» Requirements: Transcribe the listing in full, excluding any pictures.

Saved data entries
________________
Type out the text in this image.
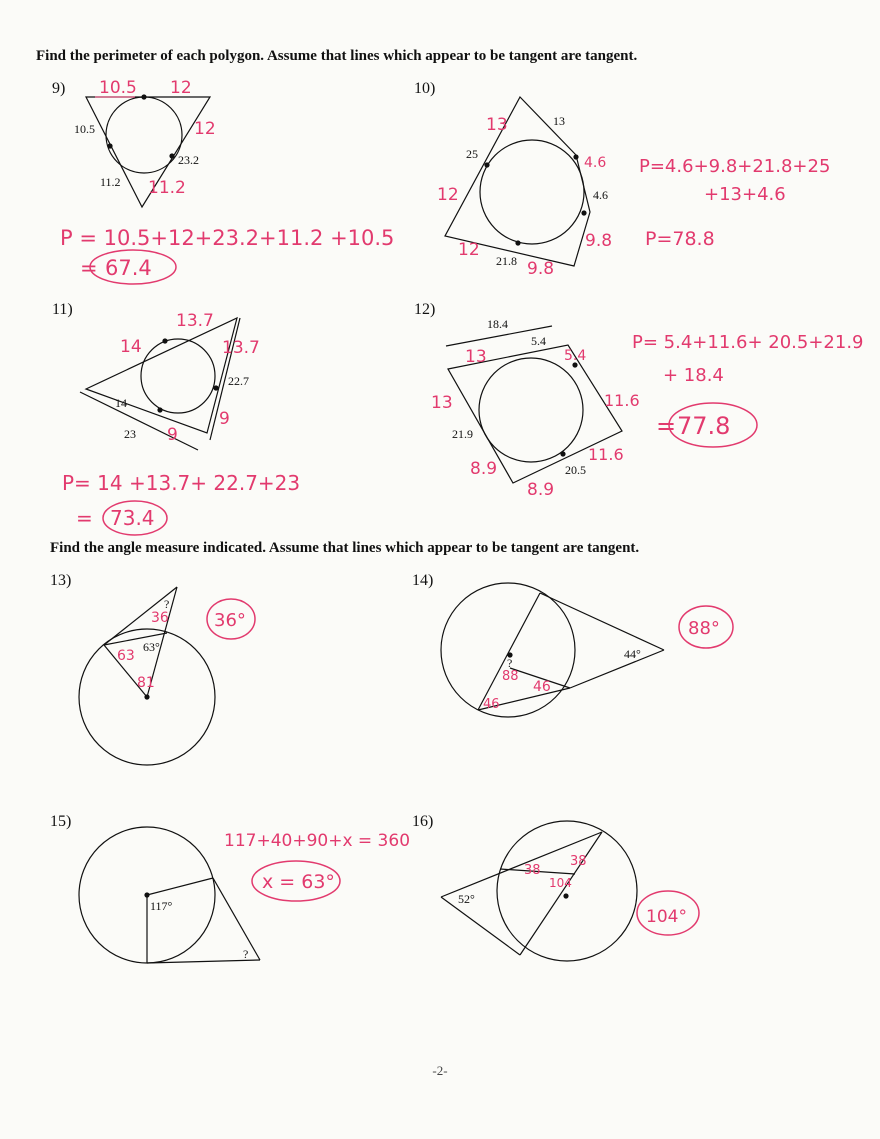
Find the perimeter of each polygon. Assume that lines which appear to be tangent are tangent.
Find the angle measure indicated. Assume that lines which appear to be tangent are tangent.
9)	10)
11)	12)
13)	14)
15)	16)
10.5
23.2
11.2
13
25
4.6
21.8
14
23
22.7
18.4
5.4
21.9
20.5
?
63°	44°
?
117°
?
52°
10.5 12
12
11.2
P = 10.5+12+23.2+11.2 +10.5
= 67.4
13
12
12
4.6
9.8
9.8
P=4.6+9.8+21.8+25
+13+4.6
P=78.8
13.7
14	13.7
9
9
P= 14 +13.7+ 22.7+23
= 73.4
13	5.4
13	11.6
11.6
8.9
8.9
P= 5.4+11.6+ 20.5+21.9
+ 18.4
= 77.8
36
63
81
36°
88
46
46
88°
117+40+90+x = 360
x = 63°
38
38
104
104°
-2-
________________
» Task output:
Type out the text in this image.
Find the perimeter of each polygon. Assume that lines which appear to be tangent are tangent.
Find the angle measure indicated. Assume that lines which appear to be tangent are tangent.
9)	10)
11)	12)
13)	14)
15)	16)
10.5
23.2
11.2
13
25
4.6
21.8
14
23
22.7
18.4
5.4
21.9
20.5
?
63°	44°
?
117°
?
52°
10.5 12
12
11.2
P = 10.5+12+23.2+11.2 +10.5
= 67.4
13
12
12
4.6
9.8
9.8
P=4.6+9.8+21.8+25
+13+4.6
P=78.8
13.7
14	13.7
9
9
P= 14 +13.7+ 22.7+23
= 73.4
13	5.4
13	11.6
11.6
8.9
8.9
P= 5.4+11.6+ 20.5+21.9
+ 18.4
= 77.8
36
63
81
36°
88
46
46
88°
117+40+90+x = 360
x = 63°
38
38
104
104°
-2-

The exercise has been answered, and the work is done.